Dataset records:
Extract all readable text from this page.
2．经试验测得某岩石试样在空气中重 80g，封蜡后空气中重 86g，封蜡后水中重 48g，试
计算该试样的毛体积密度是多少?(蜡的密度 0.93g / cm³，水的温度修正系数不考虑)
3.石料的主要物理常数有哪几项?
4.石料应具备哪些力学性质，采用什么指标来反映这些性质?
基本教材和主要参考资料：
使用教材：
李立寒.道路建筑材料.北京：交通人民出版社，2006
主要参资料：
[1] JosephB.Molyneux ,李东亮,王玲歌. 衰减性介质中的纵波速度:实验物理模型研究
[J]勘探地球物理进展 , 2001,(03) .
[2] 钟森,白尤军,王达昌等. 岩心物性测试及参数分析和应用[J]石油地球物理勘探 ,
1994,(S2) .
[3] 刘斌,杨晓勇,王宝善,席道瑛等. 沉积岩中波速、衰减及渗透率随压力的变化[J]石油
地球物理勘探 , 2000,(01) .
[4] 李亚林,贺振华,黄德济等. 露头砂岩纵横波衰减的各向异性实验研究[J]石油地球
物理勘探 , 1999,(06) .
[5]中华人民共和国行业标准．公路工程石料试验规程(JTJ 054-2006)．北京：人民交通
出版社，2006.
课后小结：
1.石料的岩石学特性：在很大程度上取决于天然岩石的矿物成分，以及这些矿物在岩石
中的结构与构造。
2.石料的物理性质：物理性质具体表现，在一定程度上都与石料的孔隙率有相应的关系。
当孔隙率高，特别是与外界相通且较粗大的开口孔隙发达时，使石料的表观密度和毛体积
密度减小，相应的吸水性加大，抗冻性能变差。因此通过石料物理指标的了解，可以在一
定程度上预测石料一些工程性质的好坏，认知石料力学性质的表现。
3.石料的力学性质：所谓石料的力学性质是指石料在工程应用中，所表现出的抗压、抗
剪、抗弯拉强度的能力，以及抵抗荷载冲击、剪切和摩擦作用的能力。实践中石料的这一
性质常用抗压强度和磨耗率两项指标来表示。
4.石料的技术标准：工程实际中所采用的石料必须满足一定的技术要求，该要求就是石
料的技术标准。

**EXERCISE AIM**.
Reproduce the full listing exactly.

**WRITTEN RESPONSE**.
Extract all readable text from this page.
2．经试验测得某岩石试样在空气中重 80g，封蜡后空气中重 86g，封蜡后水中重 48g，试
计算该试样的毛体积密度是多少?(蜡的密度 0.93g / cm³，水的温度修正系数不考虑)
3.石料的主要物理常数有哪几项?
4.石料应具备哪些力学性质，采用什么指标来反映这些性质?
基本教材和主要参考资料：
使用教材：
李立寒.道路建筑材料.北京：交通人民出版社，2006
主要参资料：
[1] JosephB.Molyneux ,李东亮,王玲歌. 衰减性介质中的纵波速度:实验物理模型研究
[J]勘探地球物理进展 , 2001,(03) .
[2] 钟森,白尤军,王达昌等. 岩心物性测试及参数分析和应用[J]石油地球物理勘探 ,
1994,(S2) .
[3] 刘斌,杨晓勇,王宝善,席道瑛等. 沉积岩中波速、衰减及渗透率随压力的变化[J]石油
地球物理勘探 , 2000,(01) .
[4] 李亚林,贺振华,黄德济等. 露头砂岩纵横波衰减的各向异性实验研究[J]石油地球
物理勘探 , 1999,(06) .
[5]中华人民共和国行业标准．公路工程石料试验规程(JTJ 054-2006)．北京：人民交通
出版社，2006.
课后小结：
1.石料的岩石学特性：在很大程度上取决于天然岩石的矿物成分，以及这些矿物在岩石
中的结构与构造。
2.石料的物理性质：物理性质具体表现，在一定程度上都与石料的孔隙率有相应的关系。
当孔隙率高，特别是与外界相通且较粗大的开口孔隙发达时，使石料的表观密度和毛体积
密度减小，相应的吸水性加大，抗冻性能变差。因此通过石料物理指标的了解，可以在一
定程度上预测石料一些工程性质的好坏，认知石料力学性质的表现。
3.石料的力学性质：所谓石料的力学性质是指石料在工程应用中，所表现出的抗压、抗
剪、抗弯拉强度的能力，以及抵抗荷载冲击、剪切和摩擦作用的能力。实践中石料的这一
性质常用抗压强度和磨耗率两项指标来表示。
4.石料的技术标准：工程实际中所采用的石料必须满足一定的技术要求，该要求就是石
料的技术标准。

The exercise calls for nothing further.